Copy down every line where the string "puede" shows up.

○ ○ ○

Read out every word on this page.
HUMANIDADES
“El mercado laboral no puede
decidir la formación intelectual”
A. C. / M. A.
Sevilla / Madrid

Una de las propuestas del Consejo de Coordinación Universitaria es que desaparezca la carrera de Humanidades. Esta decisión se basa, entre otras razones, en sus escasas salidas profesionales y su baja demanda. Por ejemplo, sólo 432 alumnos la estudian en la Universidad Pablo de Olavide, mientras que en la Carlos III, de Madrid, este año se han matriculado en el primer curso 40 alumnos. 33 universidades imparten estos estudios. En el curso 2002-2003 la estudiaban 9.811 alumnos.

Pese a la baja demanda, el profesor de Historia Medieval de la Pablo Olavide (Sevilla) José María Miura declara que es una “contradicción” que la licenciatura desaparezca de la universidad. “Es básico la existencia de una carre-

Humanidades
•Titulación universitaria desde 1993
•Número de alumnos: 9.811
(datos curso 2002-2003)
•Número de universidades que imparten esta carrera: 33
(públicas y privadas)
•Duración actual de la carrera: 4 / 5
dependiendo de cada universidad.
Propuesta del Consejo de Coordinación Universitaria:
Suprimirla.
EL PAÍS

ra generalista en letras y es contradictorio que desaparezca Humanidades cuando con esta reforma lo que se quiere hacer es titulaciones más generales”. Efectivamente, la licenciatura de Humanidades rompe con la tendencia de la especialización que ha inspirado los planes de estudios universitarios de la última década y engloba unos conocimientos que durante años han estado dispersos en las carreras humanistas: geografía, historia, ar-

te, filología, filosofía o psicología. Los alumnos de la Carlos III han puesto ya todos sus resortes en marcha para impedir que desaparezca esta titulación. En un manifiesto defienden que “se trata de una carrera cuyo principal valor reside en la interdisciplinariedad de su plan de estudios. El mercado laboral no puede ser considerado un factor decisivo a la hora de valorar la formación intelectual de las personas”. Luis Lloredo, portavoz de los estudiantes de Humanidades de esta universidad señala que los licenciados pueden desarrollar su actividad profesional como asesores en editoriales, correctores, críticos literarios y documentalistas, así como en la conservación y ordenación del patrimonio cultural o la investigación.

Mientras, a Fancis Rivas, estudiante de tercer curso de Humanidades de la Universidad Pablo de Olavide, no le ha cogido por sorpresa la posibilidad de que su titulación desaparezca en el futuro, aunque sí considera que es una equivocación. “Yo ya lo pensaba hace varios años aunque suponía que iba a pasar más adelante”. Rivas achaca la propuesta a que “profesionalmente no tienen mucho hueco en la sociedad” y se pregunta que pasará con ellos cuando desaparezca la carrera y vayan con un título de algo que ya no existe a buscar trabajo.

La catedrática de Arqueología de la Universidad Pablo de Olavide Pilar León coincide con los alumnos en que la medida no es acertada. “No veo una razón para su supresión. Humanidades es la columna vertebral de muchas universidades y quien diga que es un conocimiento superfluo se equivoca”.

○ ○ ○

# Correct response
“El mercado laboral no puede
te, filología, filosofía o psicología. Los alumnos de la Carlos III han puesto ya todos sus resortes en marcha para impedir que desaparezca esta titulación. En un manifiesto defienden que “se trata de una carrera cuyo principal valor reside en la interdisciplinariedad de su plan de estudios. El mercado laboral no puede ser considerado un factor decisivo a la hora de valorar la formación intelectual de las personas”. Luis Lloredo, portavoz de los estudiantes de Humanidades de esta universidad señala que los licenciados pueden desarrollar su actividad profesional como asesores en editoriales, correctores, críticos literarios y documentalistas, así como en la conservación y ordenación del patrimonio cultural o la investigación.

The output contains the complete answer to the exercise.